■ Recorded information:
※
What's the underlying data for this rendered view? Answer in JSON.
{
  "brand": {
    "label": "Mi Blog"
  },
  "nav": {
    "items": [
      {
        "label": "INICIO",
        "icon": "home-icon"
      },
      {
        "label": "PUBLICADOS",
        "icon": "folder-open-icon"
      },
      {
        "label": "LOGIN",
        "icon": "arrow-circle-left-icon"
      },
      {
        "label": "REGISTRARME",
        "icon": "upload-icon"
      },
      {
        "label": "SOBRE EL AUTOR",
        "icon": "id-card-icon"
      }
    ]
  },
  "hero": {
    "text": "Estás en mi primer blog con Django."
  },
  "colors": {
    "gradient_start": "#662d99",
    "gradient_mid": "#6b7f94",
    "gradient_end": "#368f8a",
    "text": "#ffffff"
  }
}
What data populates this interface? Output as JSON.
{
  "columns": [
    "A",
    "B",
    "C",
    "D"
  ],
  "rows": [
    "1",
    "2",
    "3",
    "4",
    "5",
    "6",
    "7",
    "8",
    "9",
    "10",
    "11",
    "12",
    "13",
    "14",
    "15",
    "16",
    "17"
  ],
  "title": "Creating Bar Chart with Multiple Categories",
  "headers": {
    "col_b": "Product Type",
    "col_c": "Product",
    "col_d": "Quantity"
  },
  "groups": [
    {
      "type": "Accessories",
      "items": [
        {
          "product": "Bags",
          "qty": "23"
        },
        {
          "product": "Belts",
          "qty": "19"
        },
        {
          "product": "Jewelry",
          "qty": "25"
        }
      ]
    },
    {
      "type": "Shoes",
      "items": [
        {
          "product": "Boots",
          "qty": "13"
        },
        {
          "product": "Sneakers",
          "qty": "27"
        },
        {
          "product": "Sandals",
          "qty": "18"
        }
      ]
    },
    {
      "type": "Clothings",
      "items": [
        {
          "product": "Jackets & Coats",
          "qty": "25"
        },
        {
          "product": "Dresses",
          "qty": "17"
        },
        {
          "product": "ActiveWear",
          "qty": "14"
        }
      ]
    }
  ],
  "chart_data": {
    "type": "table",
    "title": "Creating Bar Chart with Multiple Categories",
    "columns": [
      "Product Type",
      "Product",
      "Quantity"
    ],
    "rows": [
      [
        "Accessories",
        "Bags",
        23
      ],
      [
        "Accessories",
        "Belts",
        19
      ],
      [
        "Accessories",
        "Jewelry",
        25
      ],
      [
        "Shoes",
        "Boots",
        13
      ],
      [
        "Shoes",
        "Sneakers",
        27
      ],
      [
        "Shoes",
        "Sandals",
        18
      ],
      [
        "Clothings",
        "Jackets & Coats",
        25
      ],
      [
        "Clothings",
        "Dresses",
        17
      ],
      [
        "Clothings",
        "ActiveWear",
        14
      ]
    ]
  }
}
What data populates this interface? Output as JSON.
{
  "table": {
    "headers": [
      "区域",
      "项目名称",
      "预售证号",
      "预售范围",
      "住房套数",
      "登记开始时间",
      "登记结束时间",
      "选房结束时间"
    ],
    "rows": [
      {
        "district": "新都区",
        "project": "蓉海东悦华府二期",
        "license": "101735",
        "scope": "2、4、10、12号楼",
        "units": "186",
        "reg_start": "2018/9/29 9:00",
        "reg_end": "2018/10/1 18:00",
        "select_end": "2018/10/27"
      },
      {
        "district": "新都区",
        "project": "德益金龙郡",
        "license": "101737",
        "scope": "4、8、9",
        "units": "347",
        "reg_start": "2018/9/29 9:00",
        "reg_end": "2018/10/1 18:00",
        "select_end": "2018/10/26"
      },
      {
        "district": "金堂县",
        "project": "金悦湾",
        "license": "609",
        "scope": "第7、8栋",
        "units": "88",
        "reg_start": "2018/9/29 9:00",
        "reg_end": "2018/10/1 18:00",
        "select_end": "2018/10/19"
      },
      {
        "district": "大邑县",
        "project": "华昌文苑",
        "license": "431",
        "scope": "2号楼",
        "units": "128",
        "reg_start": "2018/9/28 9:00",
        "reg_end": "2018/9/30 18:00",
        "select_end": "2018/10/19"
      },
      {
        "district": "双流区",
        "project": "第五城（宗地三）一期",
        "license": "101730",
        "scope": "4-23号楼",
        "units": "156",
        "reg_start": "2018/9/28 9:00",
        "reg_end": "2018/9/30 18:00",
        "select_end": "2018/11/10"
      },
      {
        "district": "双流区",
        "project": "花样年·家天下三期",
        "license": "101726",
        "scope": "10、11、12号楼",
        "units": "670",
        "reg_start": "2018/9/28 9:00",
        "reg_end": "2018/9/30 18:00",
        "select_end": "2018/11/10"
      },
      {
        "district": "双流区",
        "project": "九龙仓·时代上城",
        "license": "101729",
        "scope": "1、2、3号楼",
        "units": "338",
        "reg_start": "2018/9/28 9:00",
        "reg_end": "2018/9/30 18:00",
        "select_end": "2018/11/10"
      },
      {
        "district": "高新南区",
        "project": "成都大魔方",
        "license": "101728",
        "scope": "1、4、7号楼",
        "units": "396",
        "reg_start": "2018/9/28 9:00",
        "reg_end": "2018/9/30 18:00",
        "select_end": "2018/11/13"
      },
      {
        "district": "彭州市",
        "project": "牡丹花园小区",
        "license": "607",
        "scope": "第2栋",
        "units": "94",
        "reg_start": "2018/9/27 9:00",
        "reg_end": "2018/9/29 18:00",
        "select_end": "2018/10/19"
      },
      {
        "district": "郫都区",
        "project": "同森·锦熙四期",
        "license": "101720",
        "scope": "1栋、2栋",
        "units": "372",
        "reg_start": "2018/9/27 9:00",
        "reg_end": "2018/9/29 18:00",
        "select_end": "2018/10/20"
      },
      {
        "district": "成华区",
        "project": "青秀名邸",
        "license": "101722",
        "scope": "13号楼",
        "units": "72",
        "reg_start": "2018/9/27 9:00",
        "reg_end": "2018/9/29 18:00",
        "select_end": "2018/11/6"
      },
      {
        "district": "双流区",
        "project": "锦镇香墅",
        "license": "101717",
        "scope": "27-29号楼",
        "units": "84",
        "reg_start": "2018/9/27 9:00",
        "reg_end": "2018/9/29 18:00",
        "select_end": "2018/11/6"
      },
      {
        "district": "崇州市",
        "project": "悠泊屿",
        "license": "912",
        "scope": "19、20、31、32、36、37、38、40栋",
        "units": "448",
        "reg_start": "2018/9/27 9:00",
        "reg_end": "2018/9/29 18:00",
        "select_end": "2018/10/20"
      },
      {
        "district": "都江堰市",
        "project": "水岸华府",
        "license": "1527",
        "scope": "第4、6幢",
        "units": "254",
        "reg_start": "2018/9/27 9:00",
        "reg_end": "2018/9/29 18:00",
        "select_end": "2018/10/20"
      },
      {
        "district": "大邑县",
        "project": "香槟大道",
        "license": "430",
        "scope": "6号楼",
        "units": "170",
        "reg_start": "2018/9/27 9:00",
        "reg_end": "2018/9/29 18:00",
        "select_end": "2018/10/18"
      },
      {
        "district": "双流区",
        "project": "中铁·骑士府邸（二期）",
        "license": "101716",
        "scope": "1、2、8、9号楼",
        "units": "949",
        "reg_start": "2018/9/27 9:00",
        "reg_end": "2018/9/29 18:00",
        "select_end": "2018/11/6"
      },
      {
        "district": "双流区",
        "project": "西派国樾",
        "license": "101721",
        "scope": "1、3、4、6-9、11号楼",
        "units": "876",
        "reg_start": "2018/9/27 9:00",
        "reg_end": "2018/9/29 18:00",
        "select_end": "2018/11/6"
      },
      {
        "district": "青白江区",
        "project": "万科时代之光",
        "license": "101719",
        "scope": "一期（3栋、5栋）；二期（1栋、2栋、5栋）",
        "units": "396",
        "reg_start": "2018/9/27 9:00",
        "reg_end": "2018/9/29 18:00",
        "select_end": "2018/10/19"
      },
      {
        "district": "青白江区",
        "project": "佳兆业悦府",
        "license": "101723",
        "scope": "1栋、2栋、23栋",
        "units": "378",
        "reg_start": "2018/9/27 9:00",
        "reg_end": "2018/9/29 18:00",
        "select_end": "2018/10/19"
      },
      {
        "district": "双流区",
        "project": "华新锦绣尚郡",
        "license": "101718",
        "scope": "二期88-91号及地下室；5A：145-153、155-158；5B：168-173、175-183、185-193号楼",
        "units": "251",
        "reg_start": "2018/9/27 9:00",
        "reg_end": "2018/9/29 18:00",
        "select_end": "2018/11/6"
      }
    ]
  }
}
※
■ Your objective: Out of the material above, select every line that holds the string "text".

■ Complete answer:
    "text": "Estás en mi primer blog con Django."
    "text": "#ffffff"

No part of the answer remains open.